THE EXERCISE: The entries below should be quoted exactly, with no pictures carried over.

[Begin]

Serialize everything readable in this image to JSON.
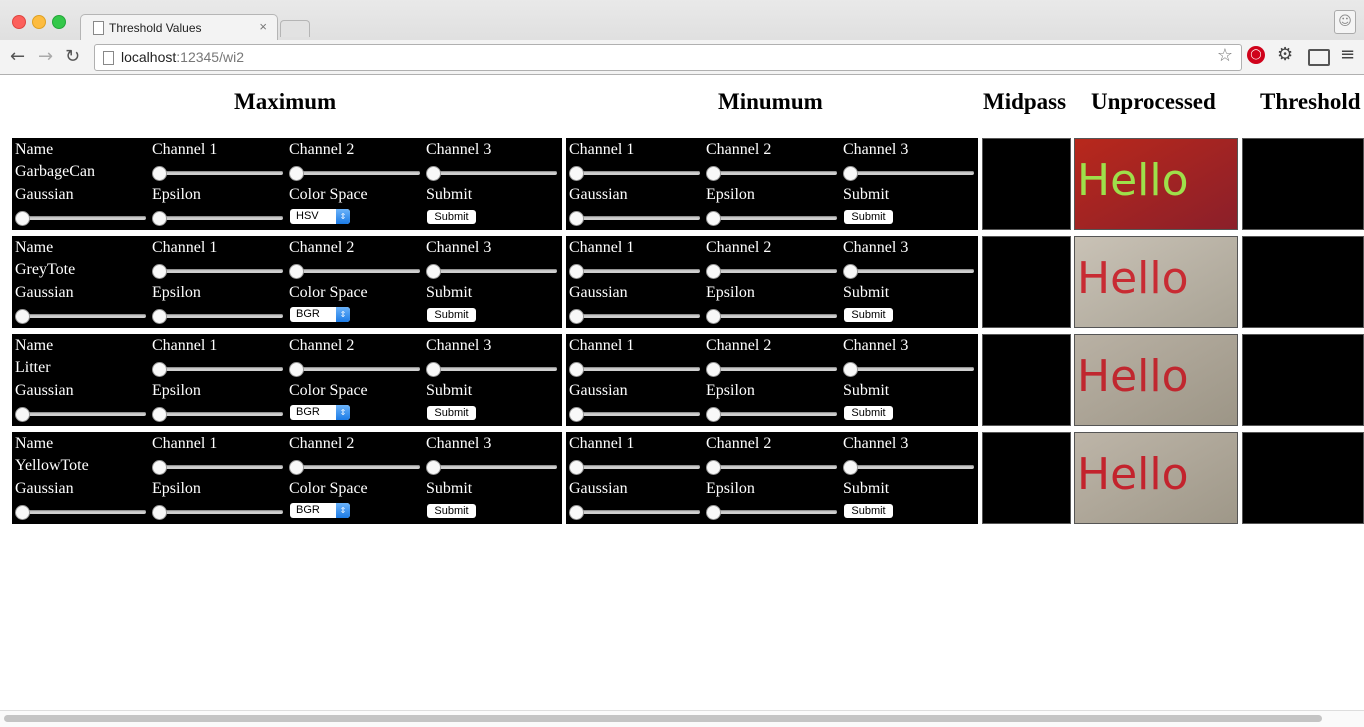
{
  "browser": {
    "tab_title": "Threshold Values",
    "tab_close": "×",
    "url_host": "localhost",
    "url_rest": ":12345/wi2",
    "icons": [
      "page-icon",
      "back-arrow-icon",
      "forward-arrow-icon",
      "reload-icon",
      "star-icon",
      "stop-extension-icon",
      "gear-icon",
      "cast-icon",
      "menu-icon",
      "profile-icon"
    ]
  },
  "headers": {
    "maximum": "Maximum",
    "minimum": "Minumum",
    "midpass": "Midpass",
    "unprocessed": "Unprocessed",
    "threshold": "Threshold"
  },
  "labels": {
    "name": "Name",
    "channel1": "Channel 1",
    "channel2": "Channel 2",
    "channel3": "Channel 3",
    "gaussian": "Gaussian",
    "epsilon": "Epsilon",
    "color_space": "Color Space",
    "submit_label": "Submit",
    "submit_button": "Submit"
  },
  "image_text": "Hello",
  "rows": [
    {
      "name": "GarbageCan",
      "color_space": "HSV",
      "image": {
        "bg_from": "#b8281c",
        "bg_to": "#8a1f2a",
        "text_color": "#9ee04a"
      },
      "max": {
        "channel1": 0,
        "channel2": 0,
        "channel3": 0,
        "gaussian": 0,
        "epsilon": 0
      },
      "min": {
        "channel1": 0,
        "channel2": 0,
        "channel3": 0,
        "gaussian": 0,
        "epsilon": 0
      }
    },
    {
      "name": "GreyTote",
      "color_space": "BGR",
      "image": {
        "bg_from": "#c9c2b6",
        "bg_to": "#a8a294",
        "text_color": "#c82b33"
      },
      "max": {
        "channel1": 0,
        "channel2": 0,
        "channel3": 0,
        "gaussian": 0,
        "epsilon": 0
      },
      "min": {
        "channel1": 0,
        "channel2": 0,
        "channel3": 0,
        "gaussian": 0,
        "epsilon": 0
      }
    },
    {
      "name": "Litter",
      "color_space": "BGR",
      "image": {
        "bg_from": "#b9b1a4",
        "bg_to": "#9c9586",
        "text_color": "#c0272f"
      },
      "max": {
        "channel1": 0,
        "channel2": 0,
        "channel3": 0,
        "gaussian": 0,
        "epsilon": 0
      },
      "min": {
        "channel1": 0,
        "channel2": 0,
        "channel3": 0,
        "gaussian": 0,
        "epsilon": 0
      }
    },
    {
      "name": "YellowTote",
      "color_space": "BGR",
      "image": {
        "bg_from": "#bdb5a8",
        "bg_to": "#9e9788",
        "text_color": "#c3232d"
      },
      "max": {
        "channel1": 0,
        "channel2": 0,
        "channel3": 0,
        "gaussian": 0,
        "epsilon": 0
      },
      "min": {
        "channel1": 0,
        "channel2": 0,
        "channel3": 0,
        "gaussian": 0,
        "epsilon": 0
      }
    }
  ]
}
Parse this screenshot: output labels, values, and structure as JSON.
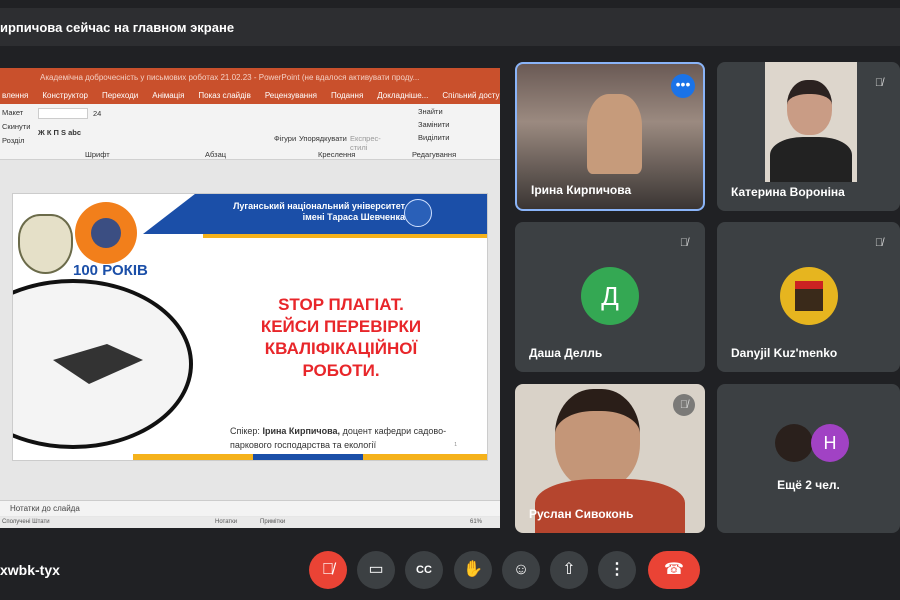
{
  "header": {
    "presenting_text": "ирпичова сейчас на главном экране"
  },
  "powerpoint": {
    "title": "Академічна доброчесність у письмових роботах 21.02.23 - PowerPoint (не вдалося активувати проду...",
    "tabs": [
      "влення",
      "Конструктор",
      "Переходи",
      "Анімація",
      "Показ слайдів",
      "Рецензування",
      "Подання",
      "Докладніше...",
      "Спільний доступ"
    ],
    "ribbon": {
      "layout": "Макет",
      "reset": "Скинути",
      "section": "Розділ",
      "font_size": "24",
      "font_group": "Шрифт",
      "paragraph_group": "Абзац",
      "shapes": "Фігури",
      "arrange": "Упорядкувати",
      "quick_styles": "Експрес-стилі",
      "drawing_group": "Креслення",
      "find": "Знайти",
      "replace": "Замінити",
      "select": "Виділити",
      "editing_group": "Редагування"
    },
    "slide": {
      "university": "Луганський національний університет",
      "university2": "імені Тараса Шевченка",
      "years": "100 РОКІВ",
      "headline": [
        "STOP ПЛАГІАТ.",
        "КЕЙСИ ПЕРЕВІРКИ",
        "КВАЛІФІКАЦІЙНОЇ",
        "РОБОТИ."
      ],
      "speaker_label": "Спікер:",
      "speaker_name": "Ірина Кирпичова,",
      "speaker_role": "доцент кафедри садово-паркового господарства та екології",
      "page": "1"
    },
    "notes": "Нотатки до слайда",
    "status": {
      "left": "Сполучені Штати",
      "notes": "Нотатки",
      "comments": "Примітки",
      "zoom": "61%"
    }
  },
  "participants": [
    {
      "name": "Ірина Кирпичова",
      "active": true
    },
    {
      "name": "Катерина Вороніна"
    },
    {
      "name": "Даша Делль",
      "initial": "Д",
      "color": "#34a853"
    },
    {
      "name": "Danyjil Kuz'menko"
    },
    {
      "name": "Руслан Сивоконь"
    }
  ],
  "more": {
    "label": "Ещё 2 чел.",
    "initial": "Н",
    "color": "#a142c4"
  },
  "meeting_code": "xwbk-tyx",
  "colors": {
    "danger": "#ea4335",
    "accent": "#8ab4f8"
  }
}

[End]

EXERCISE ANSWER:
Serialize everything readable in this image to JSON.
{
  "browser": {
    "tab_title": "Threshold Values",
    "tab_close": "×",
    "url_host": "localhost",
    "url_rest": ":12345/wi2",
    "icons": [
      "page-icon",
      "back-arrow-icon",
      "forward-arrow-icon",
      "reload-icon",
      "star-icon",
      "stop-extension-icon",
      "gear-icon",
      "cast-icon",
      "menu-icon",
      "profile-icon"
    ]
  },
  "headers": {
    "maximum": "Maximum",
    "minimum": "Minumum",
    "midpass": "Midpass",
    "unprocessed": "Unprocessed",
    "threshold": "Threshold"
  },
  "labels": {
    "name": "Name",
    "channel1": "Channel 1",
    "channel2": "Channel 2",
    "channel3": "Channel 3",
    "gaussian": "Gaussian",
    "epsilon": "Epsilon",
    "color_space": "Color Space",
    "submit_label": "Submit",
    "submit_button": "Submit"
  },
  "image_text": "Hello",
  "rows": [
    {
      "name": "GarbageCan",
      "color_space": "HSV",
      "image": {
        "bg_from": "#b8281c",
        "bg_to": "#8a1f2a",
        "text_color": "#9ee04a"
      },
      "max": {
        "channel1": 0,
        "channel2": 0,
        "channel3": 0,
        "gaussian": 0,
        "epsilon": 0
      },
      "min": {
        "channel1": 0,
        "channel2": 0,
        "channel3": 0,
        "gaussian": 0,
        "epsilon": 0
      }
    },
    {
      "name": "GreyTote",
      "color_space": "BGR",
      "image": {
        "bg_from": "#c9c2b6",
        "bg_to": "#a8a294",
        "text_color": "#c82b33"
      },
      "max": {
        "channel1": 0,
        "channel2": 0,
        "channel3": 0,
        "gaussian": 0,
        "epsilon": 0
      },
      "min": {
        "channel1": 0,
        "channel2": 0,
        "channel3": 0,
        "gaussian": 0,
        "epsilon": 0
      }
    },
    {
      "name": "Litter",
      "color_space": "BGR",
      "image": {
        "bg_from": "#b9b1a4",
        "bg_to": "#9c9586",
        "text_color": "#c0272f"
      },
      "max": {
        "channel1": 0,
        "channel2": 0,
        "channel3": 0,
        "gaussian": 0,
        "epsilon": 0
      },
      "min": {
        "channel1": 0,
        "channel2": 0,
        "channel3": 0,
        "gaussian": 0,
        "epsilon": 0
      }
    },
    {
      "name": "YellowTote",
      "color_space": "BGR",
      "image": {
        "bg_from": "#bdb5a8",
        "bg_to": "#9e9788",
        "text_color": "#c3232d"
      },
      "max": {
        "channel1": 0,
        "channel2": 0,
        "channel3": 0,
        "gaussian": 0,
        "epsilon": 0
      },
      "min": {
        "channel1": 0,
        "channel2": 0,
        "channel3": 0,
        "gaussian": 0,
        "epsilon": 0
      }
    }
  ]
}
Parse this screenshot: output labels, values, and structure as JSON.
{
  "header": {
    "presenting_text": "ирпичова сейчас на главном экране"
  },
  "powerpoint": {
    "title": "Академічна доброчесність у письмових роботах 21.02.23 - PowerPoint (не вдалося активувати проду...",
    "tabs": [
      "влення",
      "Конструктор",
      "Переходи",
      "Анімація",
      "Показ слайдів",
      "Рецензування",
      "Подання",
      "Докладніше...",
      "Спільний доступ"
    ],
    "ribbon": {
      "layout": "Макет",
      "reset": "Скинути",
      "section": "Розділ",
      "font_size": "24",
      "font_group": "Шрифт",
      "paragraph_group": "Абзац",
      "shapes": "Фігури",
      "arrange": "Упорядкувати",
      "quick_styles": "Експрес-стилі",
      "drawing_group": "Креслення",
      "find": "Знайти",
      "replace": "Замінити",
      "select": "Виділити",
      "editing_group": "Редагування"
    },
    "slide": {
      "university": "Луганський національний університет",
      "university2": "імені Тараса Шевченка",
      "years": "100 РОКІВ",
      "headline": [
        "STOP ПЛАГІАТ.",
        "КЕЙСИ ПЕРЕВІРКИ",
        "КВАЛІФІКАЦІЙНОЇ",
        "РОБОТИ."
      ],
      "speaker_label": "Спікер:",
      "speaker_name": "Ірина Кирпичова,",
      "speaker_role": "доцент кафедри садово-паркового господарства та екології",
      "page": "1"
    },
    "notes": "Нотатки до слайда",
    "status": {
      "left": "Сполучені Штати",
      "notes": "Нотатки",
      "comments": "Примітки",
      "zoom": "61%"
    }
  },
  "participants": [
    {
      "name": "Ірина Кирпичова",
      "active": true
    },
    {
      "name": "Катерина Вороніна"
    },
    {
      "name": "Даша Делль",
      "initial": "Д",
      "color": "#34a853"
    },
    {
      "name": "Danyjil Kuz'menko"
    },
    {
      "name": "Руслан Сивоконь"
    }
  ],
  "more": {
    "label": "Ещё 2 чел.",
    "initial": "Н",
    "color": "#a142c4"
  },
  "meeting_code": "xwbk-tyx",
  "colors": {
    "danger": "#ea4335",
    "accent": "#8ab4f8"
  }
}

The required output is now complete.